• TAREFAS A REALIZAR:
1: Reproduza fielmente o trecho do texto sobre o filme “O Rei Leão”, começando em "Infelizmente, nos tempos" e terminando em "à estabilidade societária.".
2: Indique se cada afirmação abaixo está de acordo com o texto sobre o filme “O Rei Leão”, respondendo sim ou não e citando literalmente as palavras do texto que decidem a questão: (a) Quem escreve afirma gostar de filmes infantis nos dias de hoje. (b) O filme foi assistido em um canal de streaming. (c) Nala convence Simba a voltar já no primeiro encontro.
3: Escreva a continuação do texto sobre o filme “O Rei Leão” a partir da última frase apresentada.

• TEXTO FORNECIDO:
Infelizmente, nos tempos recentes a fraude tem sido algo recorrente na sociedade, atingindo tanto a esfera privada, quanto a pública, com significativos efeitos negativos na segurança e na confiança tão necessárias à estabilidade societária.

Sônia Amaral

Confesso que, na atualidade, não gosto de filmes infantis, mas quando criança já gostei muito. Lembro-me que, na infância, era motivo de inenarrável alegria quando caía na minha mão um gibi ainda não lido. Na verdade, a leitura – aí incluso gibi, livros infantis e até revistas – sempre me causou imensa alegria e prazer, costume que até hoje trago comigo. 

Fiz essa introdução para justificar a razão pela qual, recentemente, abri uma exceção e assisti ao filme infantil “O Rei Leão”, em um canal de streaming. Fui convencida a abrir essa exceção ao ler um livro de filosofia – “A crise da cultura e a ordem do amor”, de Victor Pinheiro –, que comprovou a profundidade da mensagem desse filme, em relação às questões do bem e do mal, da imaturidade que pode causar resultados nefastos às pessoas e instituições e da conduta responsável que traz, ao conjunto da sociedade, benefícios significativos. 

Pois bem, em um brevíssimo resumo, o filme “O Rei Leão” conta a história de Simba, um leãozinho, filho do rei Mufasa e da rainha Sarabi, ambos leões, por evidente. Naquelas terras africanas, chamada de Terras do Reino, seus habitantes (diversos animais) viviam em harmonia, com fartura e em segurança. O nascimento de Simba causou desconforto no irmão do rei, Scar, porque não seria mais o seu sucessor, o que o levou a tramar, com as hienas, uma forma de matar Mufasa e seu filho. Pela imaturidade de Simba, a trama teve sucesso em parte, uma vez que Scar consegue matar o rei e afasta Simba das Terras do Reino, sendo, então, coroado. Scar assume o reinado e tem início os tempos de terror, pobreza, insegurança e desarmonia naquele país. Simba, achando-se culpado pela morte do pai e convencido de que nada mais tinha importância, no primeiro momento entra em depressão e depois se entrega à vida de prazeres passageiros, sem se importar com o amanhã. Bem, tempos depois, Simba encontra a leoa Nala, que mostra a perdição que as Terras do Reino se tornaram nas mãos do seu tio e o aconselha a voltar e retomar a coroa. Não o convence. Contudo, no mesmo dia, ele sonha com o rei Mufasa, que lhe pede a mesma coisa e, dessa vez, atende ao pedido. Luta contra Scar, vence e o seu reinado, tal qual o do seu pai, retoma os tempos de glória.

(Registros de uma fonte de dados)
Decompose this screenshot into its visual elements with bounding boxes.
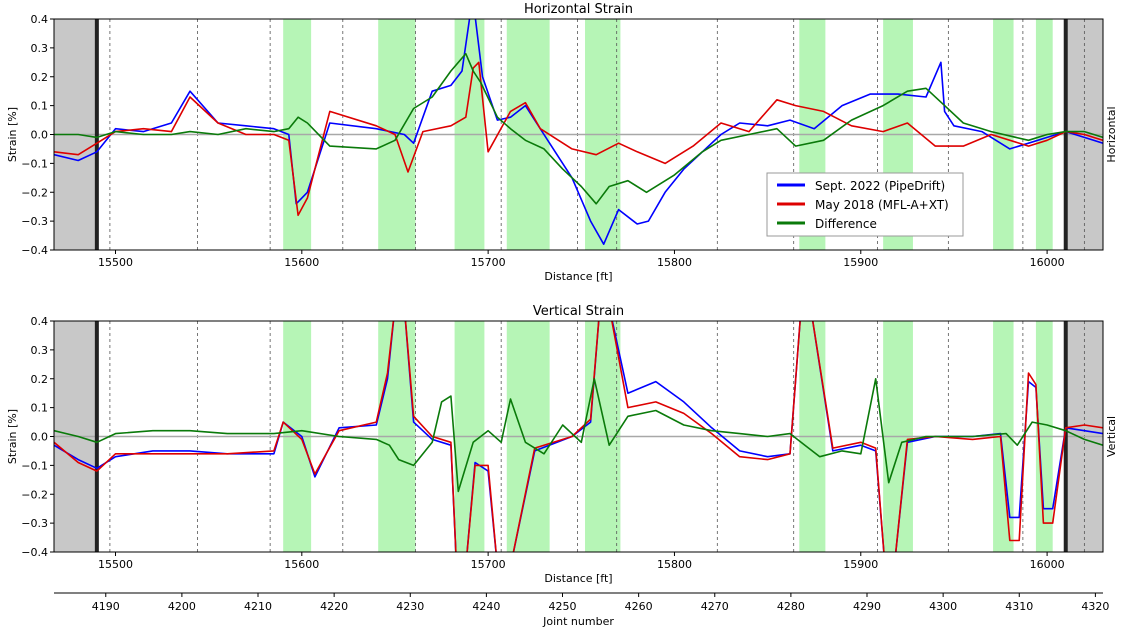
joint-tick-label: 4260 <box>625 600 653 613</box>
y-tick-label: 0.1 <box>31 100 49 113</box>
y-tick-label: −0.2 <box>21 186 48 199</box>
joint-tick-label: 4310 <box>1005 600 1033 613</box>
joint-tick-label: 4190 <box>92 600 120 613</box>
x-tick-label: 15500 <box>98 256 133 269</box>
joint-tick-label: 4250 <box>549 600 577 613</box>
joint-tick-label: 4270 <box>701 600 729 613</box>
y-tick-label: 0.2 <box>31 373 49 386</box>
legend: Sept. 2022 (PipeDrift) May 2018 (MFL-A+XT… <box>766 172 964 237</box>
y-tick-label: 0.4 <box>31 315 49 328</box>
x-tick-label: 15600 <box>284 558 319 571</box>
y-tick-label: 0.1 <box>31 402 49 415</box>
legend-entry-label: Difference <box>815 217 877 231</box>
y-tick-label: 0.2 <box>31 71 49 84</box>
joint-tick-label: 4210 <box>244 600 272 613</box>
y-tick-label: 0.0 <box>31 129 49 142</box>
chart-title: Vertical Strain <box>533 304 624 319</box>
joint-tick-label: 4230 <box>396 600 424 613</box>
x-tick-label: 15600 <box>284 256 319 269</box>
joint-tick-label: 4220 <box>320 600 348 613</box>
joint-axis-label: Joint number <box>542 615 614 628</box>
y-tick-label: −0.2 <box>21 488 48 501</box>
x-tick-label: 15800 <box>657 256 692 269</box>
plot-area <box>54 321 1103 552</box>
x-tick-label: 15700 <box>471 256 506 269</box>
legend-entry-label: Sept. 2022 (PipeDrift) <box>815 179 945 193</box>
x-tick-label: 15700 <box>471 558 506 571</box>
y-tick-label: −0.1 <box>21 157 48 170</box>
joint-tick-label: 4300 <box>929 600 957 613</box>
side-label: Horizontal <box>1105 106 1118 162</box>
y-tick-label: −0.1 <box>21 459 48 472</box>
series-line-2 <box>54 377 1103 493</box>
series-line-0 <box>54 19 1103 245</box>
y-tick-label: 0.3 <box>31 344 49 357</box>
legend-entry-label: May 2018 (MFL-A+XT) <box>815 198 949 212</box>
y-tick-label: 0.3 <box>31 42 49 55</box>
x-tick-label: 15900 <box>843 256 878 269</box>
y-tick-label: 0.4 <box>31 13 49 26</box>
y-tick-label: −0.3 <box>21 517 48 530</box>
chart-title: Horizontal Strain <box>524 2 633 17</box>
x-tick-label: 16000 <box>1030 256 1065 269</box>
joint-tick-label: 4240 <box>472 600 500 613</box>
side-label: Vertical <box>1105 416 1118 457</box>
y-axis-label: Strain [%] <box>6 409 19 464</box>
y-tick-label: −0.4 <box>21 546 48 559</box>
series-line-1 <box>54 61 1103 217</box>
joint-tick-label: 4200 <box>168 600 196 613</box>
strain-panel-vertical: −0.4 −0.3 −0.2 −0.1 0.0 0.1 0.2 0.3 0.4 15500 1560… <box>6 304 1118 585</box>
x-tick-label: 15500 <box>98 558 133 571</box>
series-line-2 <box>54 52 1103 205</box>
joint-number-axis: 4190 4200 4210 4220 4230 4240 4250 4260 4270 4280… <box>54 592 1109 628</box>
x-axis-label: Distance [ft] <box>544 572 612 585</box>
x-tick-label: 15900 <box>843 558 878 571</box>
series-line-1 <box>54 321 1103 552</box>
x-tick-label: 16000 <box>1030 558 1065 571</box>
x-tick-label: 15800 <box>657 558 692 571</box>
joint-tick-label: 4320 <box>1081 600 1109 613</box>
x-axis-label: Distance [ft] <box>544 270 612 283</box>
y-tick-label: −0.3 <box>21 215 48 228</box>
y-tick-label: −0.4 <box>21 244 48 257</box>
joint-tick-label: 4280 <box>777 600 805 613</box>
y-axis-label: Strain [%] <box>6 107 19 162</box>
y-tick-label: 0.0 <box>31 431 49 444</box>
strain-panel-horizontal: −0.4 −0.3 −0.2 −0.1 0.0 0.1 0.2 0.3 0.4 15500 1560… <box>6 2 1118 283</box>
joint-tick-label: 4290 <box>853 600 881 613</box>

• RESPOSTAS POR TAREFA:
1:
Infelizmente, nos tempos recentes a fraude tem sido algo recorrente na sociedade, atingindo tanto a esfera privada, quanto a pública, com significativos efeitos negativos na segurança e na confiança tão necessárias à estabilidade societária.

2:
(a) Não: “Confesso que, na atualidade, não gosto de filmes infantis”.
(b) Sim: “em um canal de streaming”.
(c) Não: “Não o convence.”

3:
Vejam, nesse filme temos na conduta de Simba três fases bem distintas: a imaturidade, capaz de nos levar a cometer erros crassos; a falta de profundidade do sentido da vida, que nos leva a viver uma vida sem objetivos e presos a resultados imediatos e hedonistas; e a da consciência da responsabilidade, que, em regra, chega com a maturidade, apesar de que alguns, infelizmente, morrem e não conseguem alcançar essa graça. 

Mas essas três fases, como alguns erroneamente podem pensar, não atingem apenas os seres humanos. Acredito que as instituições também podem passar pelas três fases, até porque todas se realizam com base na ação de homens e mulheres. Uma empresa privada ou uma instituição de Estado realiza seus atos por seres humanos, logo, a fase em que cada uma vai se encontrar dentro da escala apontada vai depender. 

Uma empresa com poucos meses de constituição pode já ter perdido dinheiro, ou perderá, por desconhecer todos os meandros do negócio. Na esfera pública, o mesmo pode acontecer no início de uma nova gestão, porque a nova direção desconhece, com profundidade, por exemplo, o funcionamento da máquina pública. A tudo isso podemos chamar de fase da “imaturidade” e, por um certo tempo, parece-me perdoável, desde que, com melhor conhecimento, essa fase seja superada e os acertos se apresentem. 

Contudo, uma coisa é intolerável, a fraude, a conduta do irmão do rei Leão, Scar, que, ao fim e ao cabo, representa o mal. O mal que destrói a esperança das pessoas em dias melhores; que destrói a segurança necessária em sociedade, ao fragilizar a confiança que nutrimos em relação ao outro; que destrói a confiança em uma justiça imparcial; que destrói, enfim, o necessário crédito nas instituições. 

Infelizmente, nos tempos recentes a fraude tem sido algo recorrente na sociedade, atingindo tanto a esfera privada, quanto a pública, com significativos efeitos negativos na segurança e na confiança tão necessárias à estabilidade societária. Vou citar apenas um exemplo de cada.

O caso das Lojas Americanas, em que a contabilidade foi fraudada e enganou os investidores do mercado de capitais, é um exemplo. Conduta que abala não apenas a confiança nos papéis negociados na Bolsa de Valores em relação a essa empresa, mas em todo o mercado de ações. 

Outro exemplo, desta feita na esfera pública, são aquelas fraudes no sistema previdenciário estatal, com a participação de funcionários da autarquia responsável pelo pagamento de pensões e aposentadorias, que já resultaram inclusive em prisões. Esse tipo de fraude coloca em xeque a capacidade do Estado de bem gerir o dinheiro arrecadado pelas contribuições e tributos. 

Dito isso, rogo a Deus que todas as nossas instituições públicas, e aqui em especial aquelas que integram o sistema de justiça, tenham maturidade suficiente para sempre fazer escolhas responsáveis e nunca se entreguem à sofreguidão de momentos tênues e passageiros, que tanto mal causam às instituições.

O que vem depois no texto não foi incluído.